[Start GIVEN RECORDS]

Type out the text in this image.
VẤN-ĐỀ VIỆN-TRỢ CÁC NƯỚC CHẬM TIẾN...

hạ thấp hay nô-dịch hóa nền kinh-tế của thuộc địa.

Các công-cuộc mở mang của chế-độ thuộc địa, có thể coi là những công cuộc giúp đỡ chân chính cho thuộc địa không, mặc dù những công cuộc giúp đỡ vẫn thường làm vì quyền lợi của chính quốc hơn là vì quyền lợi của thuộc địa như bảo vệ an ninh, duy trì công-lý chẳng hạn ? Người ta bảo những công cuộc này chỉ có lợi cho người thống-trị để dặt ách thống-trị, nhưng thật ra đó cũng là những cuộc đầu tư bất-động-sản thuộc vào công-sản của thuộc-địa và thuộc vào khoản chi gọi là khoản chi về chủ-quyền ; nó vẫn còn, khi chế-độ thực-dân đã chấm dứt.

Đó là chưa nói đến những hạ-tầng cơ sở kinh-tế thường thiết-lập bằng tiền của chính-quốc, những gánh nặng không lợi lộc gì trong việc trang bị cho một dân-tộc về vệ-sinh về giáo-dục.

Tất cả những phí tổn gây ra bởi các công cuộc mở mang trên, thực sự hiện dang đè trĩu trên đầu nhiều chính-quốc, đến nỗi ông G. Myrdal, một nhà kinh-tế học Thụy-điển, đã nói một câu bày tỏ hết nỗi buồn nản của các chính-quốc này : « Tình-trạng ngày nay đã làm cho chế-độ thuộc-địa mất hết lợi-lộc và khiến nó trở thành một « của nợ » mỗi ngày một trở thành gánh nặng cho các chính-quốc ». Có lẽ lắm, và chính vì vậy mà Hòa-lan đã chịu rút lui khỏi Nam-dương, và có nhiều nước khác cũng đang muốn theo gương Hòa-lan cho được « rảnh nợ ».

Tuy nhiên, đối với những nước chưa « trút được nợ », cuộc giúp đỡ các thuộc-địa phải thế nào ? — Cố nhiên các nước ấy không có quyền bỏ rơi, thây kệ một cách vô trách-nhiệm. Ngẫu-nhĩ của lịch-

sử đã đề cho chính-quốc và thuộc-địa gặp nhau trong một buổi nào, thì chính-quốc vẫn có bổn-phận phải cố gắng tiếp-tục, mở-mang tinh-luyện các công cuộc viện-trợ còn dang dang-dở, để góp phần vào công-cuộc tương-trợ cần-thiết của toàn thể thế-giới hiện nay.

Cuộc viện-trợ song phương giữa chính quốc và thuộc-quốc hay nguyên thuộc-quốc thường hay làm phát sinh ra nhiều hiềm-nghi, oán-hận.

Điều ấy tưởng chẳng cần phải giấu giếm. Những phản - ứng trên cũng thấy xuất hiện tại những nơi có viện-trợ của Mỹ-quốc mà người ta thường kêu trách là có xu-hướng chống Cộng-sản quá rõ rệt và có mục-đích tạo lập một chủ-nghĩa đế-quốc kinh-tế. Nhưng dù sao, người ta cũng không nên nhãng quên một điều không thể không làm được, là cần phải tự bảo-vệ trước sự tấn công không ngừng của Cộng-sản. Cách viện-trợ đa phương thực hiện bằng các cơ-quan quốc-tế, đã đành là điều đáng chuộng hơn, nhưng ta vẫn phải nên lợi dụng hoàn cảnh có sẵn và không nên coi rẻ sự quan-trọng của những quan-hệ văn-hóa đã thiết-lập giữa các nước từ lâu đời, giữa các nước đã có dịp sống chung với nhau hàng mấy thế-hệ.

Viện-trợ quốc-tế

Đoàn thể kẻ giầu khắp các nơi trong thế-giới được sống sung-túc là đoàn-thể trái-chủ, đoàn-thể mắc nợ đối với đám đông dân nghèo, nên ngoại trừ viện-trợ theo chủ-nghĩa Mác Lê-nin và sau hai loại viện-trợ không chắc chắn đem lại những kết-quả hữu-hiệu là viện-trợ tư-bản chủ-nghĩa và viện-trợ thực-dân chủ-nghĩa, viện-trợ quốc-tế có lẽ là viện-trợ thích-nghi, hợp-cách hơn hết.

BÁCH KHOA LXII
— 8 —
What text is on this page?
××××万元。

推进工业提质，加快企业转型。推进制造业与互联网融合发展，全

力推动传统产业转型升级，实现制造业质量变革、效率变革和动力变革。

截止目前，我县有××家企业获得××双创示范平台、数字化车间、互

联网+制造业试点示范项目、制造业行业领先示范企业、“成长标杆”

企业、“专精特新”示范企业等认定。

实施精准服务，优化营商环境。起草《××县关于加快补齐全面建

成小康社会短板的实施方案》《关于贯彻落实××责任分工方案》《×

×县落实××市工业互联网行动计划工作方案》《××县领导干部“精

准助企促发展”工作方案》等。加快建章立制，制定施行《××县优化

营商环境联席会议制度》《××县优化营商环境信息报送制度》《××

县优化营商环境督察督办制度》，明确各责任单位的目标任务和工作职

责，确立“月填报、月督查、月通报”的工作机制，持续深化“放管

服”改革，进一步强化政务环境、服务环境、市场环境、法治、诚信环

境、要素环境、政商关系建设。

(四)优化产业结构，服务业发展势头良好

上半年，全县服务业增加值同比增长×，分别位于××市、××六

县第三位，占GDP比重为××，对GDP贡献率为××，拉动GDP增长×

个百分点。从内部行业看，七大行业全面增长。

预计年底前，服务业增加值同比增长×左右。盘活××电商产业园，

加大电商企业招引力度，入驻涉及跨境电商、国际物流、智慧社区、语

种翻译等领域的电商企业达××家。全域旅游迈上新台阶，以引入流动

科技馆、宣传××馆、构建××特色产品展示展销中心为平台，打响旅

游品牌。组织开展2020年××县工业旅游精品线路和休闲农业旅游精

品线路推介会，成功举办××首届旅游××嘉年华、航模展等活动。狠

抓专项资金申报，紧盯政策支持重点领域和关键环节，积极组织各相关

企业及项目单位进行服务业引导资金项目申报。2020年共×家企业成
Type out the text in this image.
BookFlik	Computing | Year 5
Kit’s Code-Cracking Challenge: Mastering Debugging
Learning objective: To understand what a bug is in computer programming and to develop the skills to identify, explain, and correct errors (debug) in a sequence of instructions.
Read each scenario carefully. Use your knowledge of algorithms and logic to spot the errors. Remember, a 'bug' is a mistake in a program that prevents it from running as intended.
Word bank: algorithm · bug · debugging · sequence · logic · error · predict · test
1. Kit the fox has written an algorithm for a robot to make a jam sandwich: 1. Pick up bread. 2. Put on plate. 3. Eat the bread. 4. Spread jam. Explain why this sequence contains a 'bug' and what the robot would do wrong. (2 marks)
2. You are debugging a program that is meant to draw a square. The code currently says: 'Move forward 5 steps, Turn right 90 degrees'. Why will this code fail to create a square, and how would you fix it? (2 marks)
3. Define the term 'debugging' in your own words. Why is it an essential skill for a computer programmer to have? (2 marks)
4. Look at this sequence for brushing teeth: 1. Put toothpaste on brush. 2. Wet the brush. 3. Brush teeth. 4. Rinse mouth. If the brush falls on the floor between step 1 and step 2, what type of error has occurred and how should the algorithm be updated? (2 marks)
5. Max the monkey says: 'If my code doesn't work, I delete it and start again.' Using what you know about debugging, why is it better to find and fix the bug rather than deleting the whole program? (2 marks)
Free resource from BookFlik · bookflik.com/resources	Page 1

[End GIVEN RECORDS]

▸ SHORT TASK: Reproduce all the records precisely.

▸ OUTPUT OF THE EXERCISE:
Type out the text in this image.
VẤN-ĐỀ VIỆN-TRỢ CÁC NƯỚC CHẬM TIẾN...

hạ thấp hay nô-dịch hóa nền kinh-tế của thuộc địa.

Các công-cuộc mở mang của chế-độ thuộc địa, có thể coi là những công cuộc giúp đỡ chân chính cho thuộc địa không, mặc dù những công cuộc giúp đỡ vẫn thường làm vì quyền lợi của chính quốc hơn là vì quyền lợi của thuộc địa như bảo vệ an ninh, duy trì công-lý chẳng hạn ? Người ta bảo những công cuộc này chỉ có lợi cho người thống-trị để dặt ách thống-trị, nhưng thật ra đó cũng là những cuộc đầu tư bất-động-sản thuộc vào công-sản của thuộc-địa và thuộc vào khoản chi gọi là khoản chi về chủ-quyền ; nó vẫn còn, khi chế-độ thực-dân đã chấm dứt.

Đó là chưa nói đến những hạ-tầng cơ sở kinh-tế thường thiết-lập bằng tiền của chính-quốc, những gánh nặng không lợi lộc gì trong việc trang bị cho một dân-tộc về vệ-sinh về giáo-dục.

Tất cả những phí tổn gây ra bởi các công cuộc mở mang trên, thực sự hiện dang đè trĩu trên đầu nhiều chính-quốc, đến nỗi ông G. Myrdal, một nhà kinh-tế học Thụy-điển, đã nói một câu bày tỏ hết nỗi buồn nản của các chính-quốc này : « Tình-trạng ngày nay đã làm cho chế-độ thuộc-địa mất hết lợi-lộc và khiến nó trở thành một « của nợ » mỗi ngày một trở thành gánh nặng cho các chính-quốc ». Có lẽ lắm, và chính vì vậy mà Hòa-lan đã chịu rút lui khỏi Nam-dương, và có nhiều nước khác cũng đang muốn theo gương Hòa-lan cho được « rảnh nợ ».

Tuy nhiên, đối với những nước chưa « trút được nợ », cuộc giúp đỡ các thuộc-địa phải thế nào ? — Cố nhiên các nước ấy không có quyền bỏ rơi, thây kệ một cách vô trách-nhiệm. Ngẫu-nhĩ của lịch-

sử đã đề cho chính-quốc và thuộc-địa gặp nhau trong một buổi nào, thì chính-quốc vẫn có bổn-phận phải cố gắng tiếp-tục, mở-mang tinh-luyện các công cuộc viện-trợ còn dang dang-dở, để góp phần vào công-cuộc tương-trợ cần-thiết của toàn thể thế-giới hiện nay.

Cuộc viện-trợ song phương giữa chính quốc và thuộc-quốc hay nguyên thuộc-quốc thường hay làm phát sinh ra nhiều hiềm-nghi, oán-hận.

Điều ấy tưởng chẳng cần phải giấu giếm. Những phản - ứng trên cũng thấy xuất hiện tại những nơi có viện-trợ của Mỹ-quốc mà người ta thường kêu trách là có xu-hướng chống Cộng-sản quá rõ rệt và có mục-đích tạo lập một chủ-nghĩa đế-quốc kinh-tế. Nhưng dù sao, người ta cũng không nên nhãng quên một điều không thể không làm được, là cần phải tự bảo-vệ trước sự tấn công không ngừng của Cộng-sản. Cách viện-trợ đa phương thực hiện bằng các cơ-quan quốc-tế, đã đành là điều đáng chuộng hơn, nhưng ta vẫn phải nên lợi dụng hoàn cảnh có sẵn và không nên coi rẻ sự quan-trọng của những quan-hệ văn-hóa đã thiết-lập giữa các nước từ lâu đời, giữa các nước đã có dịp sống chung với nhau hàng mấy thế-hệ.

Viện-trợ quốc-tế

Đoàn thể kẻ giầu khắp các nơi trong thế-giới được sống sung-túc là đoàn-thể trái-chủ, đoàn-thể mắc nợ đối với đám đông dân nghèo, nên ngoại trừ viện-trợ theo chủ-nghĩa Mác Lê-nin và sau hai loại viện-trợ không chắc chắn đem lại những kết-quả hữu-hiệu là viện-trợ tư-bản chủ-nghĩa và viện-trợ thực-dân chủ-nghĩa, viện-trợ quốc-tế có lẽ là viện-trợ thích-nghi, hợp-cách hơn hết.

BÁCH KHOA LXII
— 8 —
What text is on this page?
××××万元。

推进工业提质，加快企业转型。推进制造业与互联网融合发展，全

力推动传统产业转型升级，实现制造业质量变革、效率变革和动力变革。

截止目前，我县有××家企业获得××双创示范平台、数字化车间、互

联网+制造业试点示范项目、制造业行业领先示范企业、“成长标杆”

企业、“专精特新”示范企业等认定。

实施精准服务，优化营商环境。起草《××县关于加快补齐全面建

成小康社会短板的实施方案》《关于贯彻落实××责任分工方案》《×

×县落实××市工业互联网行动计划工作方案》《××县领导干部“精

准助企促发展”工作方案》等。加快建章立制，制定施行《××县优化

营商环境联席会议制度》《××县优化营商环境信息报送制度》《××

县优化营商环境督察督办制度》，明确各责任单位的目标任务和工作职

责，确立“月填报、月督查、月通报”的工作机制，持续深化“放管

服”改革，进一步强化政务环境、服务环境、市场环境、法治、诚信环

境、要素环境、政商关系建设。

(四)优化产业结构，服务业发展势头良好

上半年，全县服务业增加值同比增长×，分别位于××市、××六

县第三位，占GDP比重为××，对GDP贡献率为××，拉动GDP增长×

个百分点。从内部行业看，七大行业全面增长。

预计年底前，服务业增加值同比增长×左右。盘活××电商产业园，

加大电商企业招引力度，入驻涉及跨境电商、国际物流、智慧社区、语

种翻译等领域的电商企业达××家。全域旅游迈上新台阶，以引入流动

科技馆、宣传××馆、构建××特色产品展示展销中心为平台，打响旅

游品牌。组织开展2020年××县工业旅游精品线路和休闲农业旅游精

品线路推介会，成功举办××首届旅游××嘉年华、航模展等活动。狠

抓专项资金申报，紧盯政策支持重点领域和关键环节，积极组织各相关

企业及项目单位进行服务业引导资金项目申报。2020年共×家企业成
Type out the text in this image.
BookFlik	Computing | Year 5
Kit’s Code-Cracking Challenge: Mastering Debugging
Learning objective: To understand what a bug is in computer programming and to develop the skills to identify, explain, and correct errors (debug) in a sequence of instructions.
Read each scenario carefully. Use your knowledge of algorithms and logic to spot the errors. Remember, a 'bug' is a mistake in a program that prevents it from running as intended.
Word bank: algorithm · bug · debugging · sequence · logic · error · predict · test
1. Kit the fox has written an algorithm for a robot to make a jam sandwich: 1. Pick up bread. 2. Put on plate. 3. Eat the bread. 4. Spread jam. Explain why this sequence contains a 'bug' and what the robot would do wrong. (2 marks)
2. You are debugging a program that is meant to draw a square. The code currently says: 'Move forward 5 steps, Turn right 90 degrees'. Why will this code fail to create a square, and how would you fix it? (2 marks)
3. Define the term 'debugging' in your own words. Why is it an essential skill for a computer programmer to have? (2 marks)
4. Look at this sequence for brushing teeth: 1. Put toothpaste on brush. 2. Wet the brush. 3. Brush teeth. 4. Rinse mouth. If the brush falls on the floor between step 1 and step 2, what type of error has occurred and how should the algorithm be updated? (2 marks)
5. Max the monkey says: 'If my code doesn't work, I delete it and start again.' Using what you know about debugging, why is it better to find and fix the bug rather than deleting the whole program? (2 marks)
Free resource from BookFlik · bookflik.com/resources	Page 1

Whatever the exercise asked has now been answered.